[Collected data]
##########

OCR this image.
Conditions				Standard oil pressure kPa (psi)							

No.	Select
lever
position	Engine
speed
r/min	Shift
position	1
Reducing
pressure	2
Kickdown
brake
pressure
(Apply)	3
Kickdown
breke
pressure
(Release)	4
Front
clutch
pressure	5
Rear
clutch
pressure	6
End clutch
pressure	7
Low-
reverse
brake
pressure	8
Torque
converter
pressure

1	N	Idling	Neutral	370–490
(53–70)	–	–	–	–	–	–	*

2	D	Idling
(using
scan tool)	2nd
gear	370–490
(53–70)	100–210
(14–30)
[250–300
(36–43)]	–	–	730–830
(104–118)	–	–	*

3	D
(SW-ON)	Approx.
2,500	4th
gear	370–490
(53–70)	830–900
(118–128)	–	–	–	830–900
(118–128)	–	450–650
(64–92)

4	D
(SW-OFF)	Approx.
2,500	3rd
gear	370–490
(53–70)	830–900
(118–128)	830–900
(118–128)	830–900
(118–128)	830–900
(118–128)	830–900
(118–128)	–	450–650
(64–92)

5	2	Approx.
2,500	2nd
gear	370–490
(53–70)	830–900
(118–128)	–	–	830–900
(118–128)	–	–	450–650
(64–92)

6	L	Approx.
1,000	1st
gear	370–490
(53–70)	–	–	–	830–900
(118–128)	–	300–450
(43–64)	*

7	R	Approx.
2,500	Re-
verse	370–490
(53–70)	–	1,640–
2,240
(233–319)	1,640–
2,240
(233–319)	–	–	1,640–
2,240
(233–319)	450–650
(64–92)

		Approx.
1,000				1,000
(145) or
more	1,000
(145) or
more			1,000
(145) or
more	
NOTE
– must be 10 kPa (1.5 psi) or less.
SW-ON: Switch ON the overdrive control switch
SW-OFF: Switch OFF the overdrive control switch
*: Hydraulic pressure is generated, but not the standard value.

##########

TASK REQUIREMENTS :: State how many lines include the string "switch", and nothing more.

EXERCISE RESULT :: 2